Stated task
Update the rows from the line with "logout-button[interactable]: LOGOUT bbox=[584, 10, 710, 28]" up to and including the line with "menu-item[interactable]: IPV6 bbox=[375, 122, 540, 152]" by changing every "menu-item" to "menu-entry" and leaving everything else unchanged. Return only those rows.

Rows from a dataset
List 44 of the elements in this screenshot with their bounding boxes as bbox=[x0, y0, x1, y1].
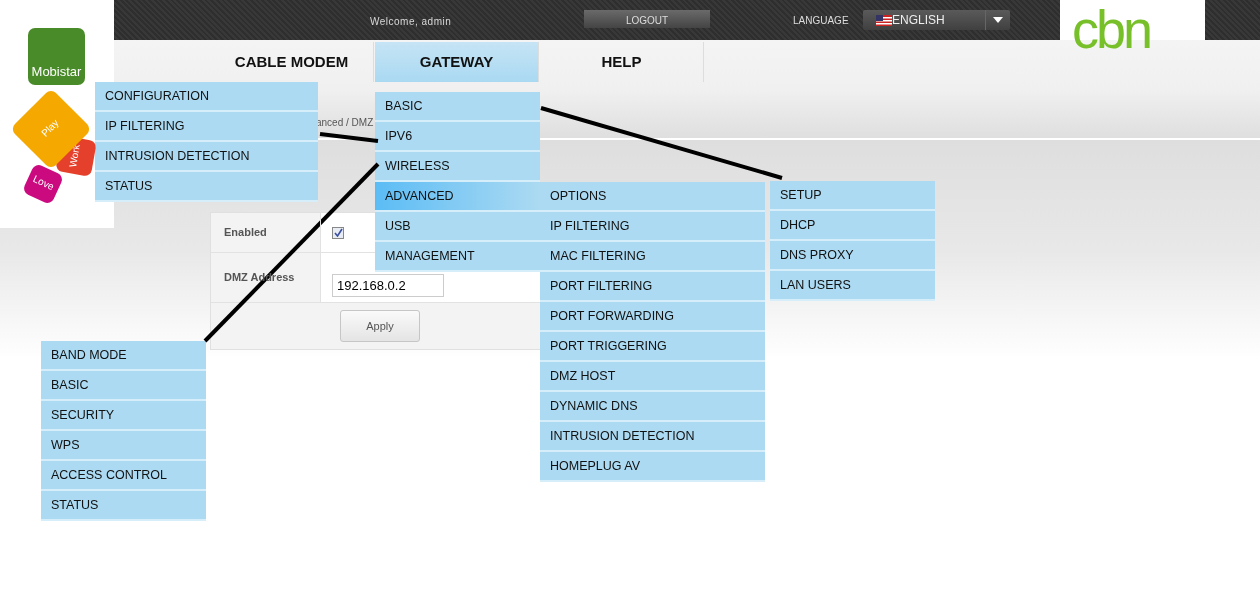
logout-button[interactable]: LOGOUT bbox=[584, 10, 710, 28]
menu-item[interactable]: SECURITY bbox=[41, 401, 206, 431]
welcome-text: Welcome, admin bbox=[370, 15, 452, 29]
menu-item[interactable]: ACCESS CONTROL bbox=[41, 461, 206, 491]
menu-item[interactable]: DHCP bbox=[770, 211, 935, 241]
nav-tab[interactable]: HELP bbox=[540, 42, 704, 82]
menu-item[interactable]: STATUS bbox=[41, 491, 206, 521]
menu-item[interactable]: PORT FORWARDING bbox=[540, 302, 765, 332]
menu-item[interactable]: USB bbox=[375, 212, 540, 242]
menu-item[interactable]: PORT TRIGGERING bbox=[540, 332, 765, 362]
menu-item[interactable]: ADVANCED bbox=[375, 182, 540, 212]
menu-item[interactable]: IPV6 bbox=[375, 122, 540, 152]
language-select[interactable]: ENGLISH bbox=[863, 10, 1010, 30]
caret-icon bbox=[993, 17, 1003, 23]
menu-item[interactable]: SETUP bbox=[770, 181, 935, 211]
menu-item[interactable]: MANAGEMENT bbox=[375, 242, 540, 272]
menu-item[interactable]: INTRUSION DETECTION bbox=[95, 142, 318, 172]
menu-item[interactable]: INTRUSION DETECTION bbox=[540, 422, 765, 452]
menu-item[interactable]: IP FILTERING bbox=[95, 112, 318, 142]
menu-item[interactable]: DNS PROXY bbox=[770, 241, 935, 271]
menu-item[interactable]: IP FILTERING bbox=[540, 212, 765, 242]
menu-item[interactable]: PORT FILTERING bbox=[540, 272, 765, 302]
menu-item[interactable]: BASIC bbox=[375, 92, 540, 122]
cbn-logo: cbn bbox=[1072, 2, 1151, 56]
menu-item[interactable]: WPS bbox=[41, 431, 206, 461]
menu-item[interactable]: CONFIGURATION bbox=[95, 82, 318, 112]
menu-item[interactable]: STATUS bbox=[95, 172, 318, 202]
menu-item[interactable]: BASIC bbox=[41, 371, 206, 401]
mobistar-logo: Mobistar bbox=[28, 28, 85, 85]
menu-item[interactable]: BAND MODE bbox=[41, 341, 206, 371]
menu-item[interactable]: OPTIONS bbox=[540, 182, 765, 212]
menu-item[interactable]: HOMEPLUG AV bbox=[540, 452, 765, 482]
menu-item[interactable]: DYNAMIC DNS bbox=[540, 392, 765, 422]
menu-item[interactable]: WIRELESS bbox=[375, 152, 540, 182]
menu-item[interactable]: MAC FILTERING bbox=[540, 242, 765, 272]
menu-item[interactable]: DMZ HOST bbox=[540, 362, 765, 392]
flag-icon bbox=[876, 14, 892, 26]
nav-tab[interactable]: GATEWAY bbox=[375, 42, 539, 82]
enabled-checkbox[interactable] bbox=[332, 226, 344, 239]
connector-line bbox=[319, 132, 379, 143]
language-label: LANGUAGE bbox=[793, 14, 849, 28]
address-field[interactable]: 192.168.0.2 bbox=[332, 274, 444, 297]
apply-button[interactable]: Apply bbox=[340, 310, 420, 342]
menu-item[interactable]: LAN USERS bbox=[770, 271, 935, 301]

Response to this task
logout-button[interactable]: LOGOUT bbox=[584, 10, 710, 28]
menu-entry[interactable]: SECURITY bbox=[41, 401, 206, 431]
welcome-text: Welcome, admin bbox=[370, 15, 452, 29]
menu-entry[interactable]: ACCESS CONTROL bbox=[41, 461, 206, 491]
menu-entry[interactable]: DHCP bbox=[770, 211, 935, 241]
nav-tab[interactable]: HELP bbox=[540, 42, 704, 82]
menu-entry[interactable]: STATUS bbox=[41, 491, 206, 521]
menu-entry[interactable]: PORT FORWARDING bbox=[540, 302, 765, 332]
menu-entry[interactable]: USB bbox=[375, 212, 540, 242]
menu-entry[interactable]: PORT TRIGGERING bbox=[540, 332, 765, 362]
menu-entry[interactable]: ADVANCED bbox=[375, 182, 540, 212]
menu-entry[interactable]: IPV6 bbox=[375, 122, 540, 152]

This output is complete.